[START]
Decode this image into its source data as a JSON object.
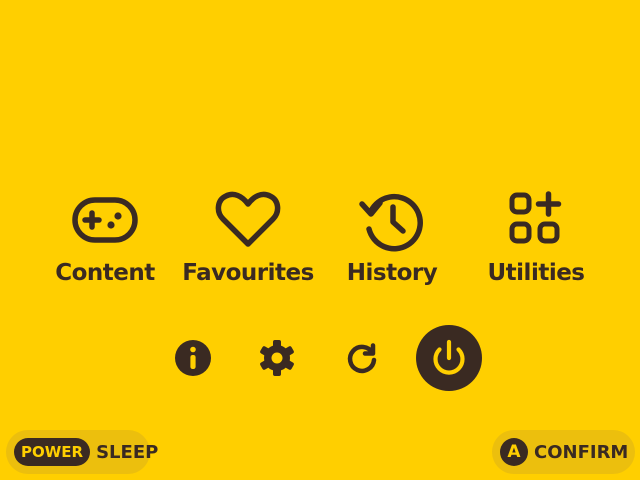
{
  "theme": {
    "background": "#FFCF00",
    "foreground": "#3a2a22",
    "pill_background": "#ECBF0D",
    "key_badge_background": "#3a2a22",
    "key_badge_text": "#FFCF00"
  },
  "menu": {
    "items": [
      {
        "label": "Content",
        "icon": "gamepad-icon"
      },
      {
        "label": "Favourites",
        "icon": "heart-icon"
      },
      {
        "label": "History",
        "icon": "history-icon"
      },
      {
        "label": "Utilities",
        "icon": "apps-grid-icon"
      }
    ]
  },
  "system_buttons": [
    {
      "name": "info",
      "icon": "info-icon"
    },
    {
      "name": "settings",
      "icon": "gear-icon"
    },
    {
      "name": "restart",
      "icon": "restart-icon"
    },
    {
      "name": "power",
      "icon": "power-icon",
      "selected": true
    }
  ],
  "footer": {
    "left": {
      "key": "POWER",
      "label": "SLEEP"
    },
    "right": {
      "key": "A",
      "label": "CONFIRM"
    }
  }
}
[END]
Written instruction — State the number of lines in the preceding entries that include the word "icon". Provide nothing else.

Task answer — 8